• _AIM OF THE TASK_: Write out the full listing exactly as given, minus the images.

[Extracted records]

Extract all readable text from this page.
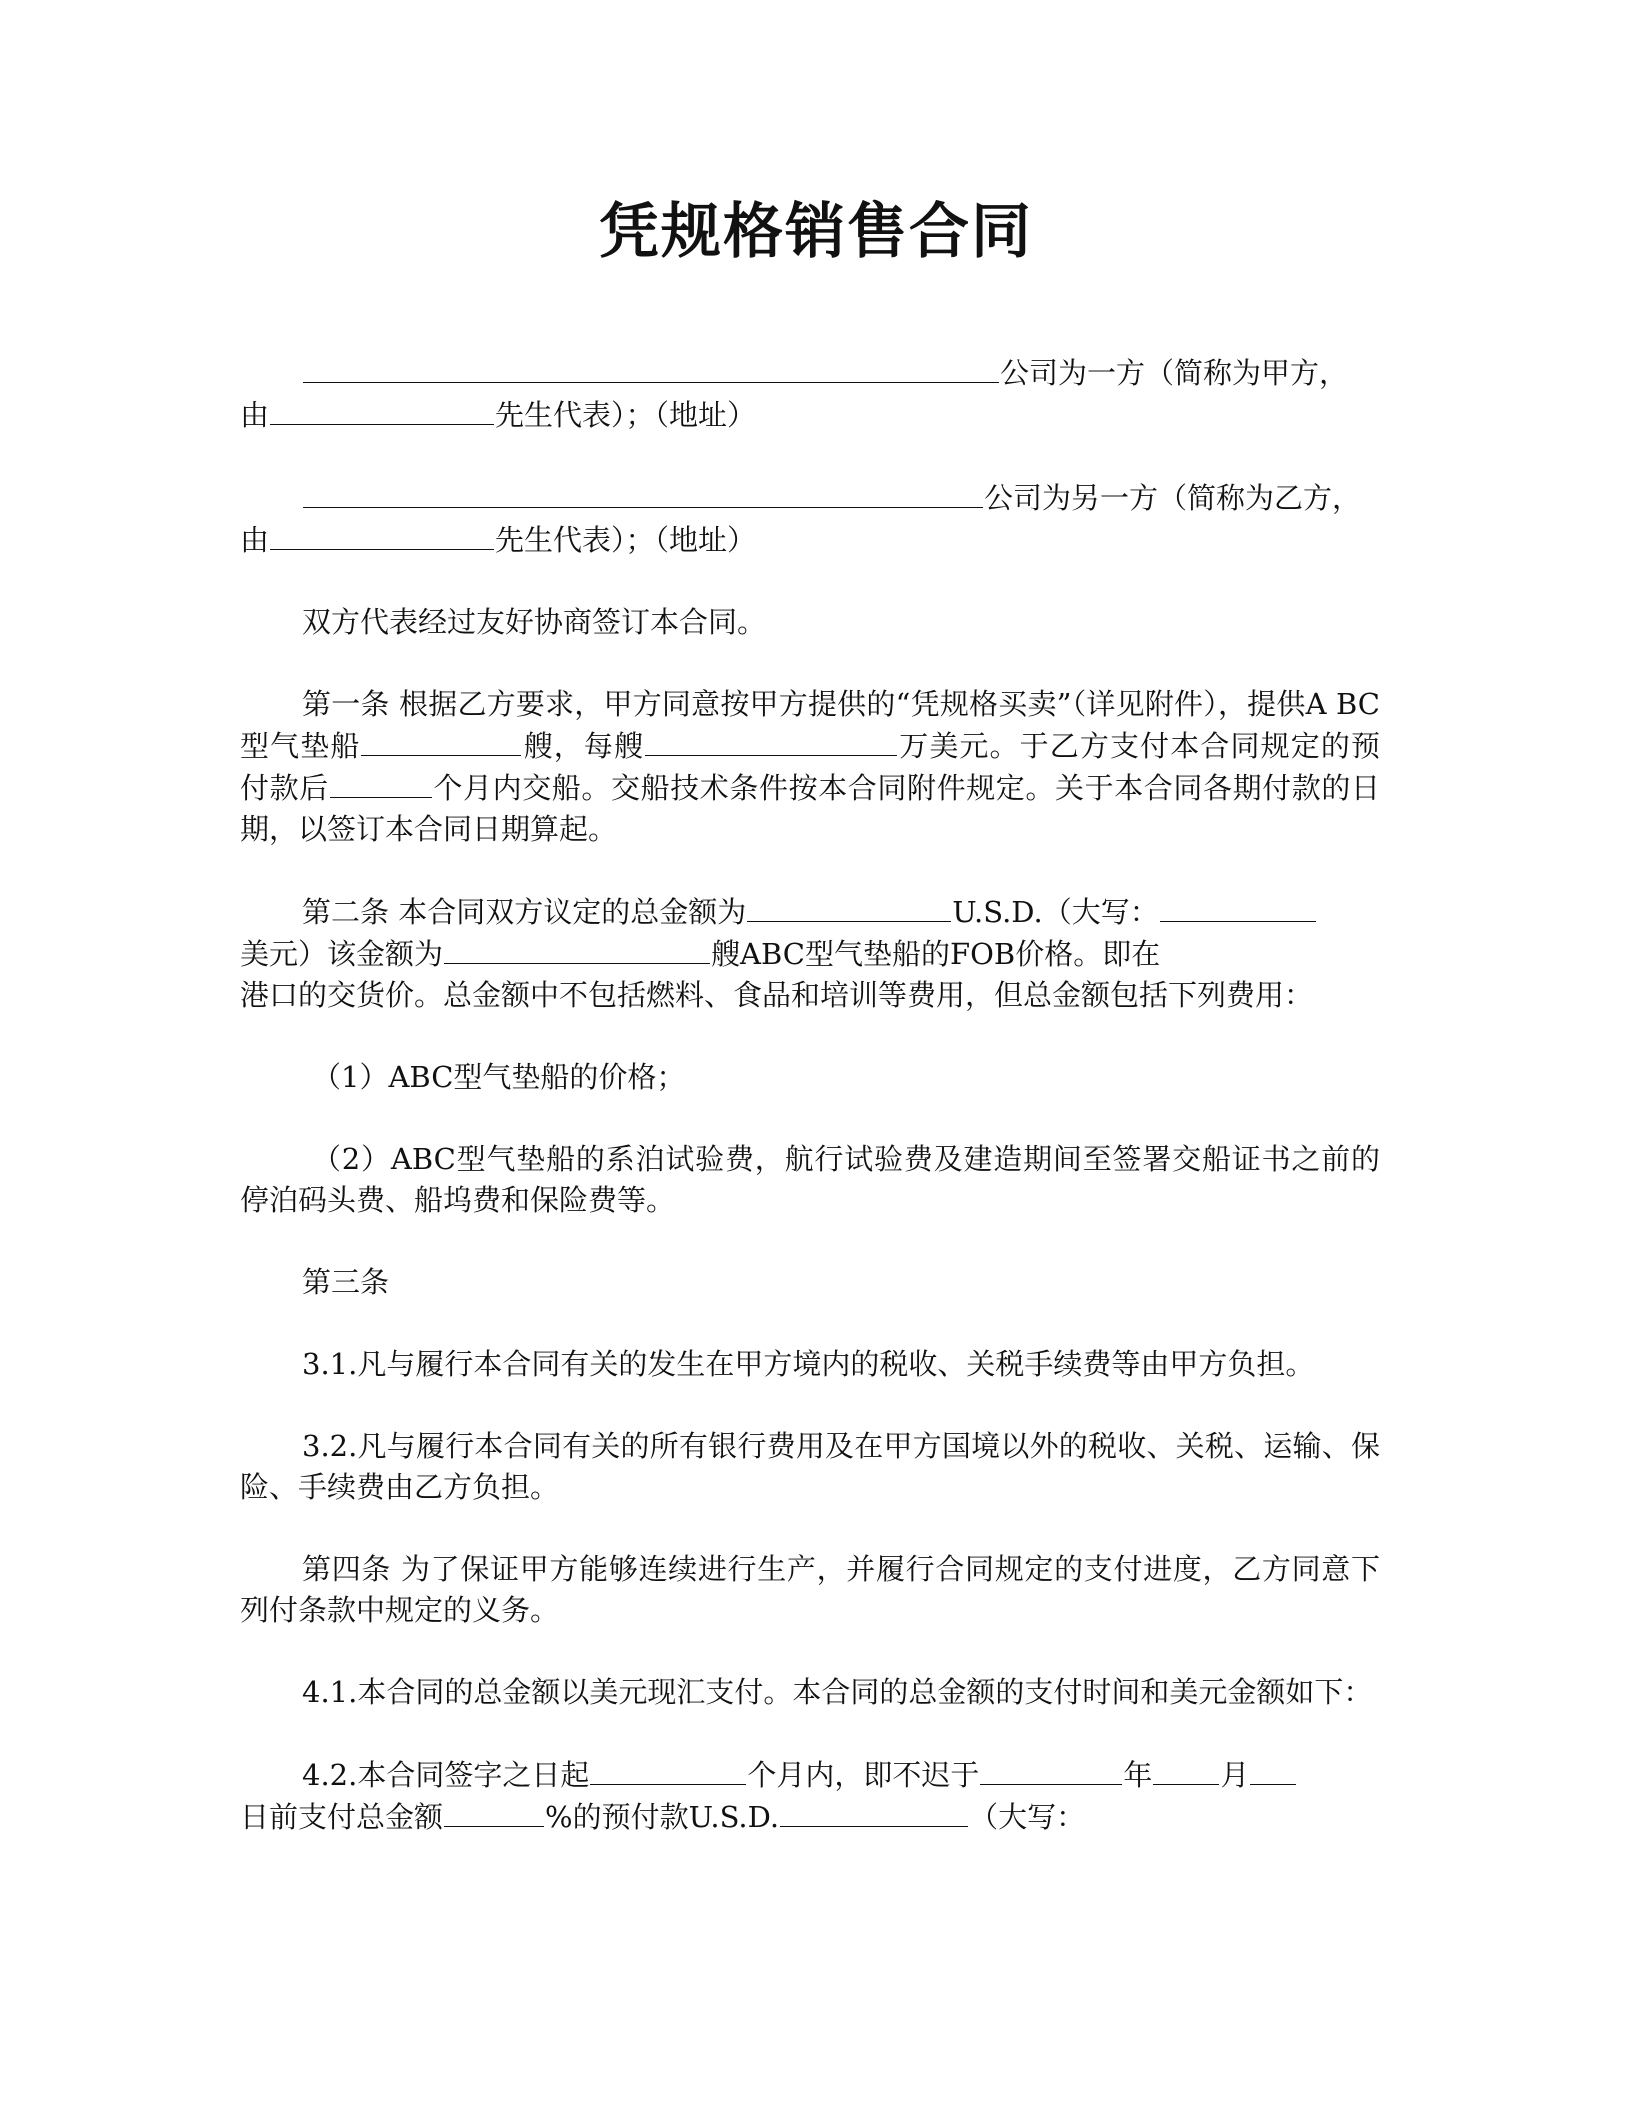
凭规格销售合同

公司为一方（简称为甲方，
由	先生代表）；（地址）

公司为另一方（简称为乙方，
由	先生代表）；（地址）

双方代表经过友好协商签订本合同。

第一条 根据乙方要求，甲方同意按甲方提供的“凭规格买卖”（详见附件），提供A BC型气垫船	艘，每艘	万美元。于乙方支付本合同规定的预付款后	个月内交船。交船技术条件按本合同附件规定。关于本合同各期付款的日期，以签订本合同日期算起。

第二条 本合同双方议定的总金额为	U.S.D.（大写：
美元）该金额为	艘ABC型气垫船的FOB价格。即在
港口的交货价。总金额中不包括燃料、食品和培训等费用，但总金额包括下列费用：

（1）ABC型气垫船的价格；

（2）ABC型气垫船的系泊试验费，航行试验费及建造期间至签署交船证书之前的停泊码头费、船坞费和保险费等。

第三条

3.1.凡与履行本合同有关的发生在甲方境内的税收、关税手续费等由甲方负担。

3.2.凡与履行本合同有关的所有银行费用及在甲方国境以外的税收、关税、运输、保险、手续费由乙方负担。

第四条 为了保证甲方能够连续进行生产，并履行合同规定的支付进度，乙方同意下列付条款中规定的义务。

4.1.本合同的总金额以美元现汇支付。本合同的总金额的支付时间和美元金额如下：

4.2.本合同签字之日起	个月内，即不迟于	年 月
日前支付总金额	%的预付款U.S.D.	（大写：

• _THE COMPLETED TASK_:
Extract all readable text from this page.
凭规格销售合同

公司为一方（简称为甲方，
由	先生代表）；（地址）

公司为另一方（简称为乙方，
由	先生代表）；（地址）

双方代表经过友好协商签订本合同。

第一条 根据乙方要求，甲方同意按甲方提供的“凭规格买卖”（详见附件），提供A BC型气垫船	艘，每艘	万美元。于乙方支付本合同规定的预付款后	个月内交船。交船技术条件按本合同附件规定。关于本合同各期付款的日期，以签订本合同日期算起。

第二条 本合同双方议定的总金额为	U.S.D.（大写：
美元）该金额为	艘ABC型气垫船的FOB价格。即在
港口的交货价。总金额中不包括燃料、食品和培训等费用，但总金额包括下列费用：

（1）ABC型气垫船的价格；

（2）ABC型气垫船的系泊试验费，航行试验费及建造期间至签署交船证书之前的停泊码头费、船坞费和保险费等。

第三条

3.1.凡与履行本合同有关的发生在甲方境内的税收、关税手续费等由甲方负担。

3.2.凡与履行本合同有关的所有银行费用及在甲方国境以外的税收、关税、运输、保险、手续费由乙方负担。

第四条 为了保证甲方能够连续进行生产，并履行合同规定的支付进度，乙方同意下列付条款中规定的义务。

4.1.本合同的总金额以美元现汇支付。本合同的总金额的支付时间和美元金额如下：

4.2.本合同签字之日起	个月内，即不迟于	年 月
日前支付总金额	%的预付款U.S.D.	（大写：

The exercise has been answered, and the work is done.